━━ GIVEN RECORDS
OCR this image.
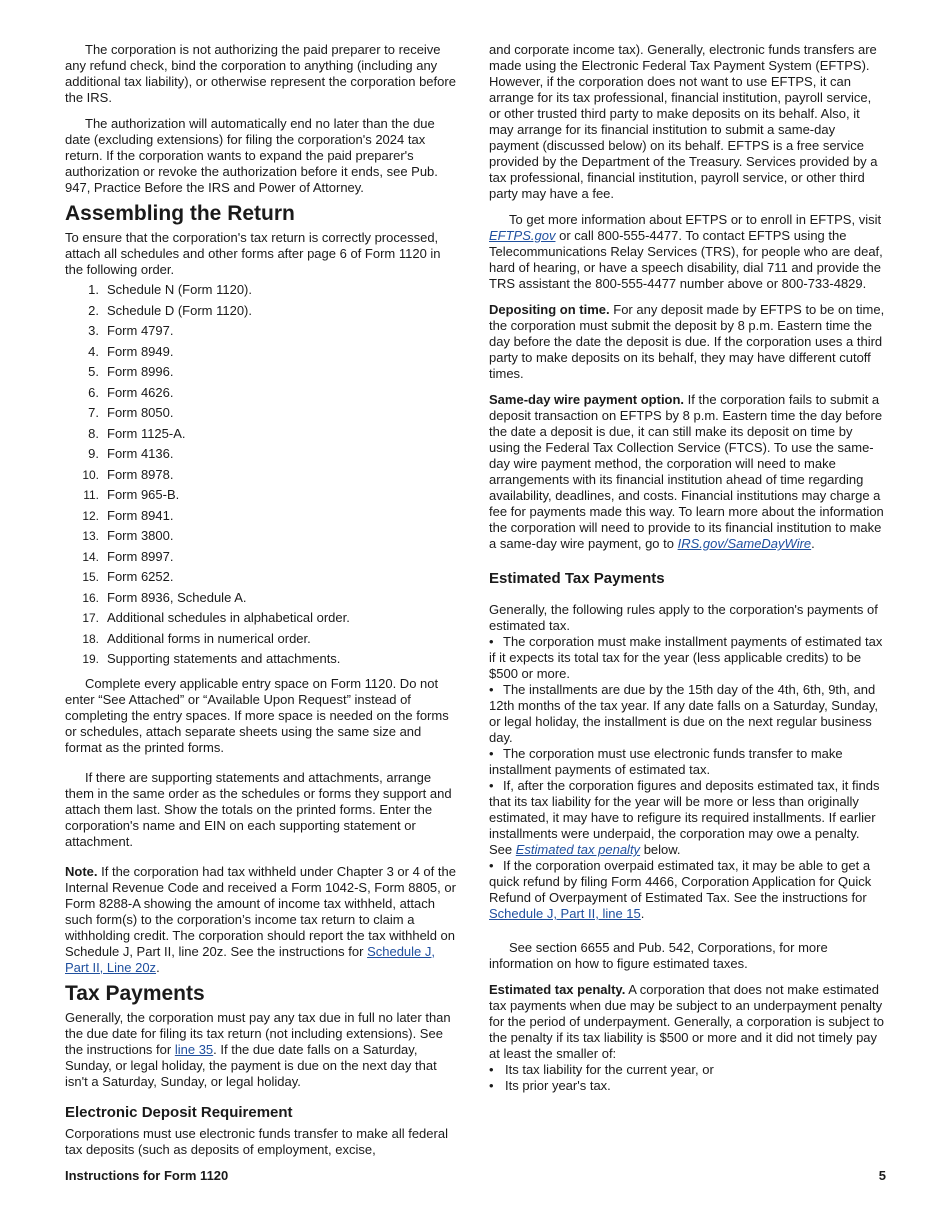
The corporation is not authorizing the paid preparer to receive any refund check, bind the corporation to anything (including any additional tax liability), or otherwise represent the corporation before the IRS.

The authorization will automatically end no later than the due date (excluding extensions) for filing the corporation's 2024 tax return. If the corporation wants to expand the paid preparer's authorization or revoke the authorization before it ends, see Pub. 947, Practice Before the IRS and Power of Attorney.

Assembling the Return

To ensure that the corporation's tax return is correctly processed, attach all schedules and other forms after page 6 of Form 1120 in the following order.

1. Schedule N (Form 1120).
2. Schedule D (Form 1120).
3. Form 4797.
4. Form 8949.
5. Form 8996.
6. Form 4626.
7. Form 8050.
8. Form 1125-A.
9. Form 4136.
10. Form 8978.
11. Form 965-B.
12. Form 8941.
13. Form 3800.
14. Form 8997.
15. Form 6252.
16. Form 8936, Schedule A.
17. Additional schedules in alphabetical order.
18. Additional forms in numerical order.
19. Supporting statements and attachments.

Complete every applicable entry space on Form 1120. Do not enter “See Attached” or “Available Upon Request” instead of completing the entry spaces. If more space is needed on the forms or schedules, attach separate sheets using the same size and format as the printed forms.

If there are supporting statements and attachments, arrange them in the same order as the schedules or forms they support and attach them last. Show the totals on the printed forms. Enter the corporation's name and EIN on each supporting statement or attachment.

Note. If the corporation had tax withheld under Chapter 3 or 4 of the Internal Revenue Code and received a Form 1042-S, Form 8805, or Form 8288-A showing the amount of income tax withheld, attach such form(s) to the corporation’s income tax return to claim a withholding credit. The corporation should report the tax withheld on Schedule J, Part II, line 20z. See the instructions for Schedule J, Part II, Line 20z.

Tax Payments

Generally, the corporation must pay any tax due in full no later than the due date for filing its tax return (not including extensions). See the instructions for line 35. If the due date falls on a Saturday, Sunday, or legal holiday, the payment is due on the next day that isn't a Saturday, Sunday, or legal holiday.

Electronic Deposit Requirement

Corporations must use electronic funds transfer to make all federal tax deposits (such as deposits of employment, excise,

and corporate income tax). Generally, electronic funds transfers are made using the Electronic Federal Tax Payment System (EFTPS). However, if the corporation does not want to use EFTPS, it can arrange for its tax professional, financial institution, payroll service, or other trusted third party to make deposits on its behalf. Also, it may arrange for its financial institution to submit a same-day payment (discussed below) on its behalf. EFTPS is a free service provided by the Department of the Treasury. Services provided by a tax professional, financial institution, payroll service, or other third party may have a fee.

To get more information about EFTPS or to enroll in EFTPS, visit EFTPS.gov or call 800-555-4477. To contact EFTPS using the Telecommunications Relay Services (TRS), for people who are deaf, hard of hearing, or have a speech disability, dial 711 and provide the TRS assistant the 800-555-4477 number above or 800-733-4829.

Depositing on time. For any deposit made by EFTPS to be on time, the corporation must submit the deposit by 8 p.m. Eastern time the day before the date the deposit is due. If the corporation uses a third party to make deposits on its behalf, they may have different cutoff times.

Same-day wire payment option. If the corporation fails to submit a deposit transaction on EFTPS by 8 p.m. Eastern time the day before the date a deposit is due, it can still make its deposit on time by using the Federal Tax Collection Service (FTCS). To use the same-day wire payment method, the corporation will need to make arrangements with its financial institution ahead of time regarding availability, deadlines, and costs. Financial institutions may charge a fee for payments made this way. To learn more about the information the corporation will need to provide to its financial institution to make a same-day wire payment, go to IRS.gov/SameDayWire.

Estimated Tax Payments

Generally, the following rules apply to the corporation's payments of estimated tax.

• The corporation must make installment payments of estimated tax if it expects its total tax for the year (less applicable credits) to be $500 or more.

• The installments are due by the 15th day of the 4th, 6th, 9th, and 12th months of the tax year. If any date falls on a Saturday, Sunday, or legal holiday, the installment is due on the next regular business day.

• The corporation must use electronic funds transfer to make installment payments of estimated tax.

• If, after the corporation figures and deposits estimated tax, it finds that its tax liability for the year will be more or less than originally estimated, it may have to refigure its required installments. If earlier installments were underpaid, the corporation may owe a penalty. See Estimated tax penalty below.

• If the corporation overpaid estimated tax, it may be able to get a quick refund by filing Form 4466, Corporation Application for Quick Refund of Overpayment of Estimated Tax. See the instructions for Schedule J, Part II, line 15.

See section 6655 and Pub. 542, Corporations, for more information on how to figure estimated taxes.

Estimated tax penalty. A corporation that does not make estimated tax payments when due may be subject to an underpayment penalty for the period of underpayment. Generally, a corporation is subject to the penalty if its tax liability is $500 or more and it did not timely pay at least the smaller of:

• Its tax liability for the current year, or
• Its prior year's tax.
Instructions for Form 1120	5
━━━━
*DIRECTIONS*: Copy out all lines where the word "preparer" appears.

*CORRECT RESULT*:
The corporation is not authorizing the paid preparer to receive any refund check, bind the corporation to anything (including any additional tax liability), or otherwise represent the corporation before the IRS.
The authorization will automatically end no later than the due date (excluding extensions) for filing the corporation's 2024 tax return. If the corporation wants to expand the paid preparer's authorization or revoke the authorization before it ends, see Pub. 947, Practice Before the IRS and Power of Attorney.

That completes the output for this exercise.